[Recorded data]

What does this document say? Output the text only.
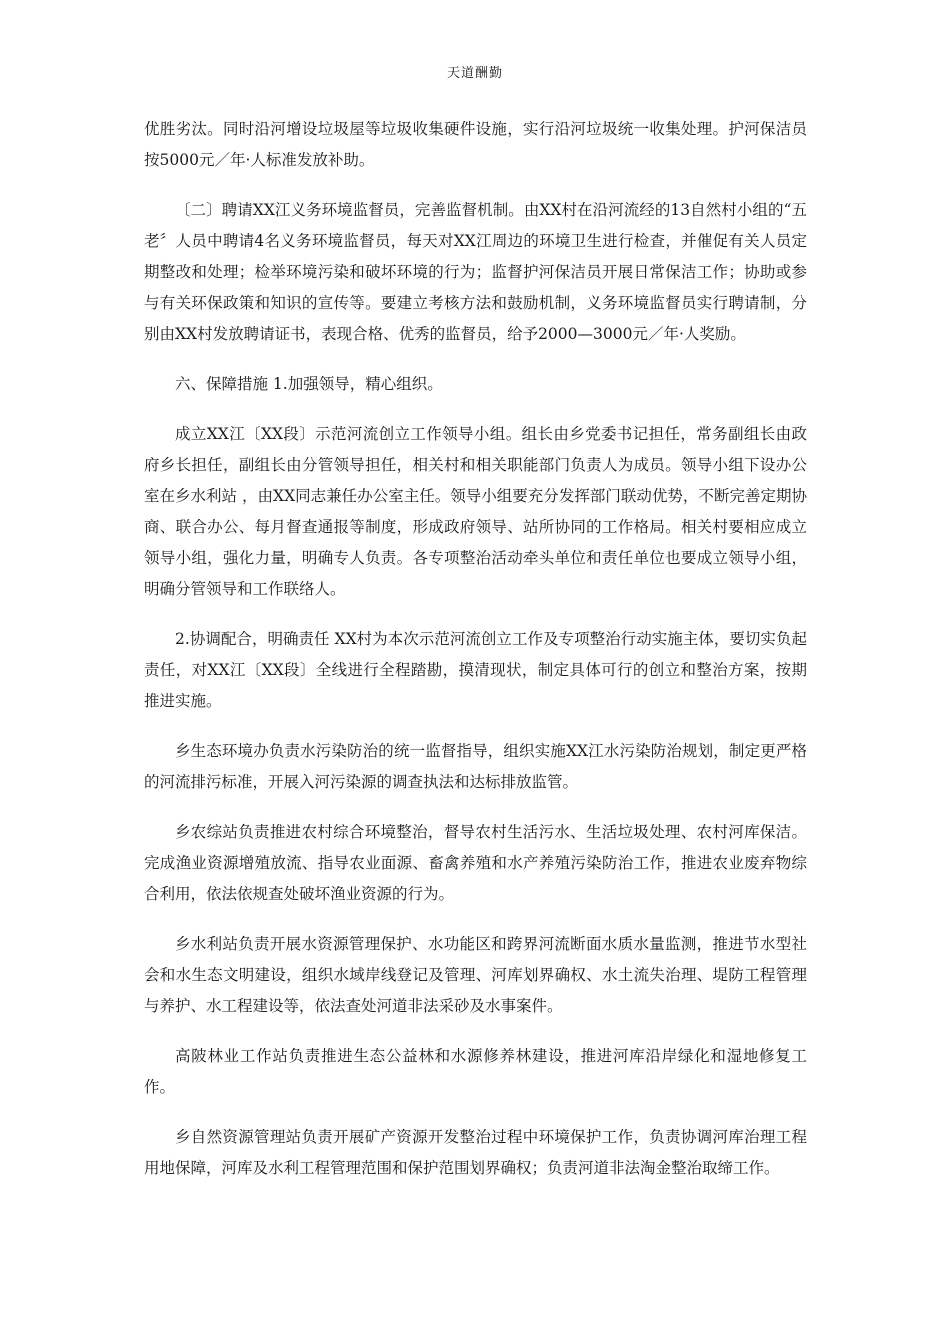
天道酬勤

优胜劣汰。同时沿河增设垃圾屋等垃圾收集硬件设施，实行沿河垃圾统一收集处理。护河保洁员按5000元／年·人标准发放补助。

〔二〕聘请XX江义务环境监督员，完善监督机制。由XX村在沿河流经的13自然村小组的“五老〞人员中聘请4名义务环境监督员，每天对XX江周边的环境卫生进行检查，并催促有关人员定期整改和处理；检举环境污染和破坏环境的行为；监督护河保洁员开展日常保洁工作；协助或参与有关环保政策和知识的宣传等。要建立考核方法和鼓励机制，义务环境监督员实行聘请制，分别由XX村发放聘请证书，表现合格、优秀的监督员，给予2000—3000元／年·人奖励。

六、保障措施 1.加强领导，精心组织。

成立XX江〔XX段〕示范河流创立工作领导小组。组长由乡党委书记担任，常务副组长由政府乡长担任，副组长由分管领导担任，相关村和相关职能部门负责人为成员。领导小组下设办公室在乡水利站 ，由XX同志兼任办公室主任。领导小组要充分发挥部门联动优势，不断完善定期协商、联合办公、每月督查通报等制度，形成政府领导、站所协同的工作格局。相关村要相应成立领导小组，强化力量，明确专人负责。各专项整治活动牵头单位和责任单位也要成立领导小组，明确分管领导和工作联络人。

2.协调配合，明确责任 XX村为本次示范河流创立工作及专项整治行动实施主体，要切实负起责任，对XX江〔XX段〕全线进行全程踏勘，摸清现状，制定具体可行的创立和整治方案，按期推进实施。

乡生态环境办负责水污染防治的统一监督指导，组织实施XX江水污染防治规划，制定更严格的河流排污标准，开展入河污染源的调查执法和达标排放监管。

乡农综站负责推进农村综合环境整治，督导农村生活污水、生活垃圾处理、农村河库保洁。完成渔业资源增殖放流、指导农业面源、畜禽养殖和水产养殖污染防治工作，推进农业废弃物综合利用，依法依规查处破坏渔业资源的行为。

乡水利站负责开展水资源管理保护、水功能区和跨界河流断面水质水量监测，推进节水型社会和水生态文明建设，组织水域岸线登记及管理、河库划界确权、水土流失治理、堤防工程管理与养护、水工程建设等，依法查处河道非法采砂及水事案件。

高陂林业工作站负责推进生态公益林和水源修养林建设，推进河库沿岸绿化和湿地修复工作。

乡自然资源管理站负责开展矿产资源开发整治过程中环境保护工作，负责协调河库治理工程用地保障，河库及水利工程管理范围和保护范围划界确权；负责河道非法淘金整治取缔工作。
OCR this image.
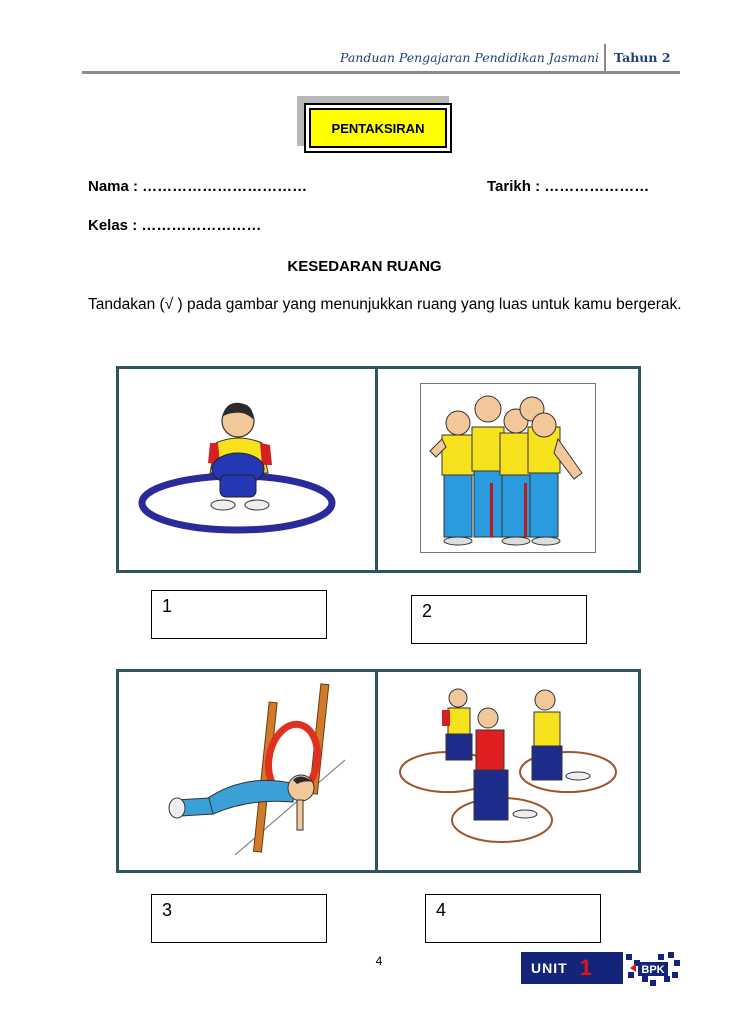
Panduan Pengajaran Pendidikan Jasmani Tahun 2
PENTAKSIRAN
Nama : ……………………………	Tarikh : …………………
Kelas : ……………………
KESEDARAN RUANG
Tandakan (√ ) pada gambar yang menunjukkan ruang yang luas untuk kamu bergerak.
1	2
3	4
4	UNIT 1	BPK
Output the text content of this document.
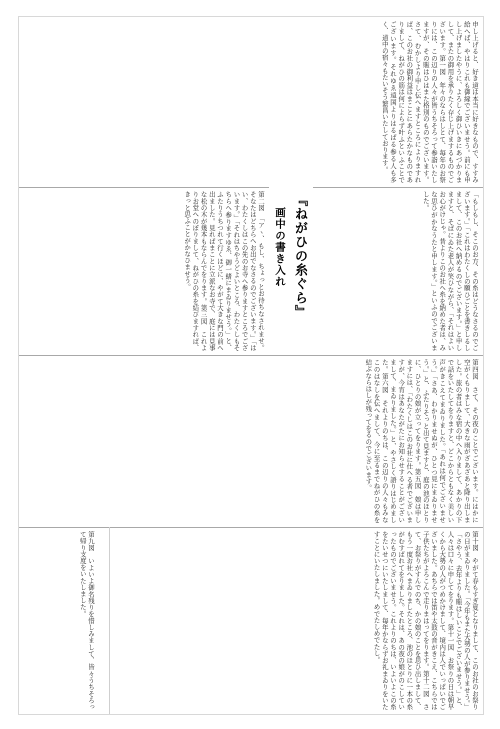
申し上げると、好き道は本当に好きなもので、すすみ給へば、やはりこれも御縁でございませう。前にも申し上げましたやうに、よろしく御ひいきにあづかりまして、またの御用を承りたく存じ上げまするものでございます。第一図　年々のならはしとて、毎年のお祭りには、この辺りの人々が皆うちそろって参詣いたしますが、その賑はひはまた格別のものでございます。さて、むかしより申し伝へますところによりますれば、このお社の御利益はまことにあらたかなものでありまして、ねがひの筋は何によらず叶ふといふことでございます。それゆゑ遠国よりはるばる参る人も多く、道中の宿々もたいそう繁昌いたしております。
第二図　「アヽ、もし、ちょっとお待ちなされませ。そなたはどちらへお出でなさるのでございます。」「はい、わたくしはこの先のお寺へ参りますところでございます。」「それはちやうどよいところ、わたくしもそちらへ参りますゆゑ、御一緒にまゐりませう。」と、ふたりうちつれて行くほどに、やがて大きな門の前へ出ました。見ればまことに立派なお寺で、庭には見事な松の木が幾本もならんでをります。第三図　これよりお堂へのぼりまして、ねがひの糸を結びますれば、きっと思ふことがかなひませう。	「もしもし、そこのお方、その糸はどうなさるのでございます。」「これはわたくしの願ひごとを書きしるしまして、このお社へ納めるのでございます。」と申しますと、そばにゐた老人が笑ひながら、「それはよいお心がけじゃ。昔よりこのお社へ糸を納めた者は、みな思ひがかなうたと申します。」といふのでございました。
『ねがひの糸ぐら』
画中の書き入れ
第四図　さて、その夜のことでございます。にはかに空がくもりまして、大きな雨がざあざあと降り出しました。旅の者はみな宿の中へ入りまして、あかりの下で話をいたしてをりますと、どこからともなく美しい声がきこえてまゐりました。「あれは何でございませう。」「さあ、わかりませぬが、ひとつ見にまゐりませう。」と、ふたりそっと出て見ますと、庭の池のほとりに、ひとりの娘が立ってをります。第五図　娘は申しますには、「わたくしはこのお社に仕へる者でございますが、今宵はあなたがたにお知らせすることがございまして、まゐりました。」と、やさしく語りはじめました。第六図　それよりのちは、この辺りの人々もみなこのはなしを伝へまして、今に至るまでねがひの糸を結ぶならはしが残ってをるのでございます。
第九図　いよいよ御名残りを惜しみまして、皆々うちそろって帰り支度をいたしました。	第十図　やがて春もすぎ夏となりまして、このお社のお祭りの日がまゐりました。「今年もまた大勢の人が参りませう。」「さやう、去年よりも賑はしいことでございませう。」と、人々は口々に申してをります。第十一図　お祭りの日は朝早くから大勢の人がつめかけまして、境内は人でいっぱいでございました。あちらでは笛や太鼓の音がきこえ、こちらでは子供たちがよろこんで走りまはってをります。第十二図　さて、お祭りがすんでのち、かの娘のことを思ひ出しまして、もう一度お社へまゐりましたところ、池のほとりに一本の糸がむすばれてをりました。それは、あの夜の娘がのこしていったものでございませう。これよりのちは、いよいよこの糸をたいせつにいたしまして、毎年かならずお礼まゐりをいたすことにいたしました。めでたしめでたし。
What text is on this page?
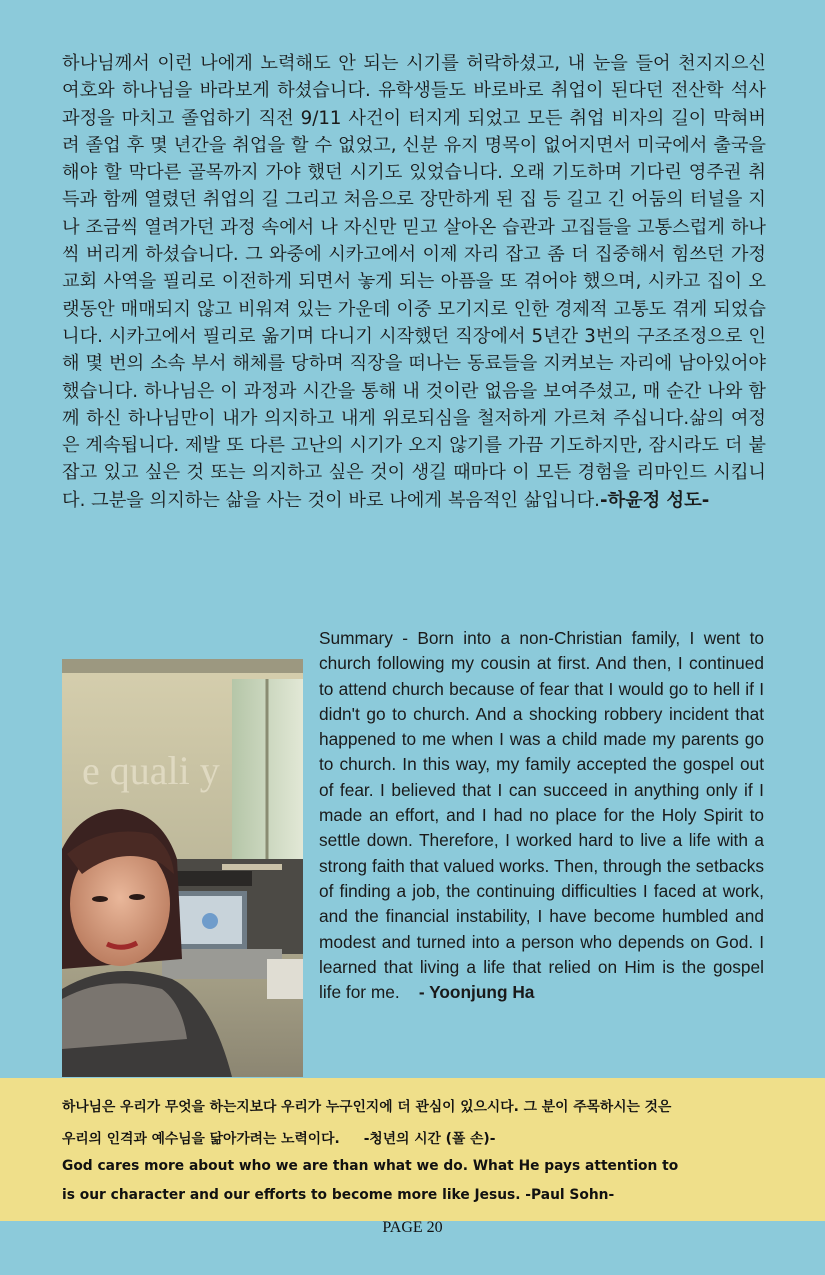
하나님께서 이런 나에게 노력해도 안 되는 시기를 허락하셨고, 내 눈을 들어 천지지으신 여호와 하나님을 바라보게 하셨습니다. 유학생들도 바로바로 취업이 된다던 전산학 석사과정을 마치고 졸업하기 직전 9/11 사건이 터지게 되었고 모든 취업 비자의 길이 막혀버려 졸업 후 몇 년간을 취업을 할 수 없었고, 신분 유지 명목이 없어지면서 미국에서 출국을 해야 할 막다른 골목까지 가야 했던 시기도 있었습니다. 오래 기도하며 기다린 영주권 취득과 함께 열렸던 취업의 길 그리고 처음으로 장만하게 된 집 등 길고 긴 어둠의 터널을 지나 조금씩 열려가던 과정 속에서 나 자신만 믿고 살아온 습관과 고집들을 고통스럽게 하나씩 버리게 하셨습니다. 그 와중에 시카고에서 이제 자리 잡고 좀 더 집중해서 힘쓰던 가정교회 사역을 필리로 이전하게 되면서 놓게 되는 아픔을 또 겪어야 했으며, 시카고 집이 오랫동안 매매되지 않고 비워져 있는 가운데 이중 모기지로 인한 경제적 고통도 겪게 되었습니다. 시카고에서 필리로 옮기며 다니기 시작했던 직장에서 5년간 3번의 구조조정으로 인해 몇 번의 소속 부서 해체를 당하며 직장을 떠나는 동료들을 지켜보는 자리에 남아있어야 했습니다. 하나님은 이 과정과 시간을 통해 내 것이란 없음을 보여주셨고, 매 순간 나와 함께 하신 하나님만이 내가 의지하고 내게 위로되심을 철저하게 가르쳐 주십니다.삶의 여정은 계속됩니다. 제발 또 다른 고난의 시기가 오지 않기를 가끔 기도하지만, 잠시라도 더 붙잡고 있고 싶은 것 또는 의지하고 싶은 것이 생길 때마다 이 모든 경험을 리마인드 시킵니다. 그분을 의지하는 삶을 사는 것이 바로 나에게 복음적인 삶입니다.-하윤정 성도-

e quali y

Summary - Born into a non-Christian family, I went to church following my cousin at first. And then, I continued to attend church because of fear that I would go to hell if I didn't go to church. And a shocking robbery incident that happened to me when I was a child made my parents go to church. In this way, my family accepted the gospel out of fear. I believed that I can succeed in anything only if I made an effort, and I had no place for the Holy Spirit to settle down. Therefore, I worked hard to live a life with a strong faith that valued works. Then, through the setbacks of finding a job, the continuing difficulties I faced at work, and the financial instability, I have become humbled and modest and turned into a person who depends on God. I learned that living a life that relied on Him is the gospel life for me. - Yoonjung Ha

하나님은 우리가 무엇을 하는지보다 우리가 누구인지에 더 관심이 있으시다. 그 분이 주목하시는 것은

우리의 인격과 예수님을 닮아가려는 노력이다.     -청년의 시간 (폴 손)-

God cares more about who we are than what we do. What He pays attention to

is our character and our efforts to become more like Jesus. -Paul Sohn-

PAGE 20
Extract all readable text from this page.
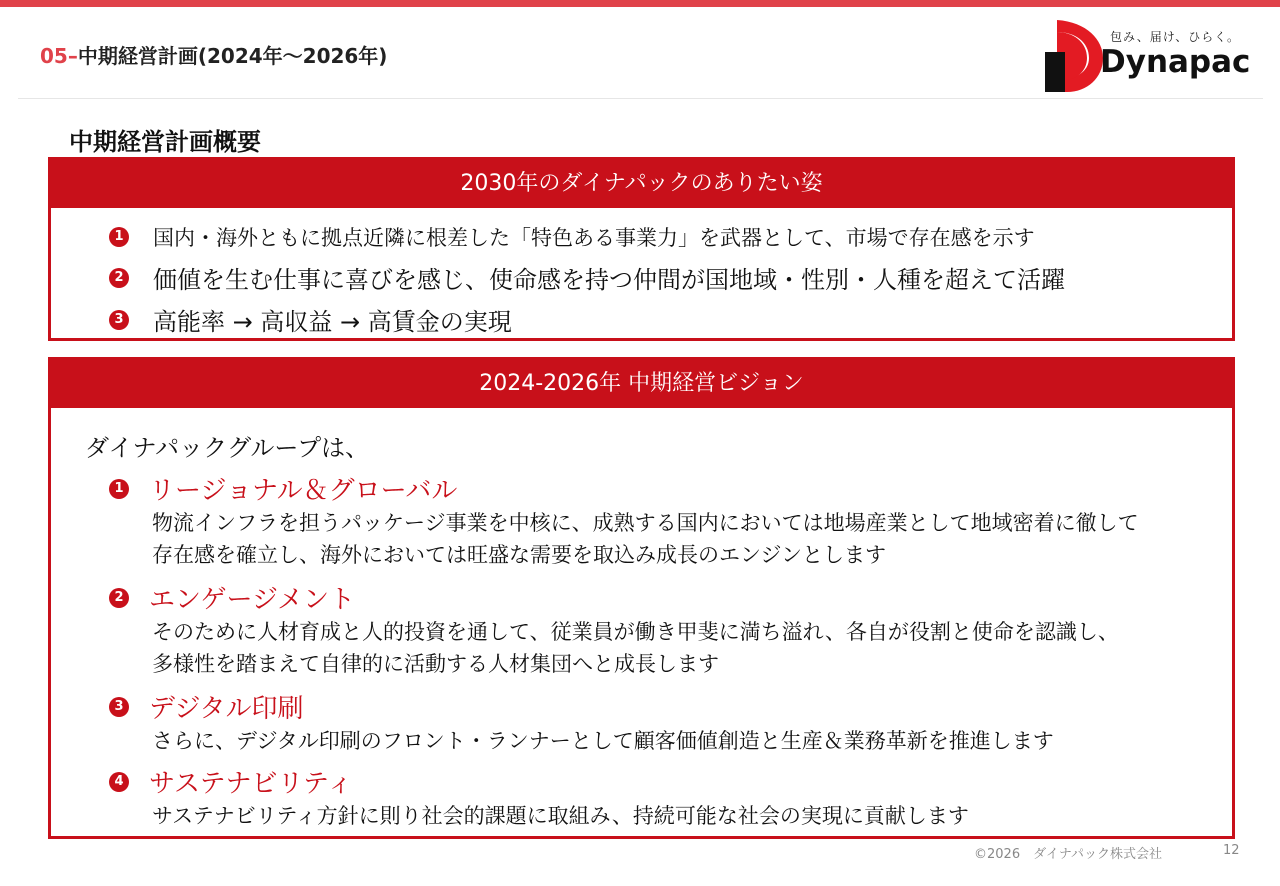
05–中期経営計画(2024年～2026年)
包み、届け、ひらく。
Dynapac
中期経営計画概要
2030年のダイナパックのありたい姿
1 国内・海外ともに拠点近隣に根差した「特色ある事業力」を武器として、市場で存在感を示す
2 価値を生む仕事に喜びを感じ、使命感を持つ仲間が国地域・性別・人種を超えて活躍
3 高能率 → 高収益 → 高賃金の実現
2024-2026年 中期経営ビジョン
ダイナパックグループは、
1 リージョナル＆グローバル
物流インフラを担うパッケージ事業を中核に、成熟する国内においては地場産業として地域密着に徹して
存在感を確立し、海外においては旺盛な需要を取込み成長のエンジンとします
2 エンゲージメント
そのために人材育成と人的投資を通して、従業員が働き甲斐に満ち溢れ、各自が役割と使命を認識し、
多様性を踏まえて自律的に活動する人材集団へと成長します
3 デジタル印刷
さらに、デジタル印刷のフロント・ランナーとして顧客価値創造と生産＆業務革新を推進します
4 サステナビリティ
サステナビリティ方針に則り社会的課題に取組み、持続可能な社会の実現に貢献します
©2026　ダイナパック株式会社	12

◆ Goal ◆
Look through the material and copy each line that has "Output".

◆ Answer for this exercise ◆
What does this document say? Output the text only.
Output the text content of this document.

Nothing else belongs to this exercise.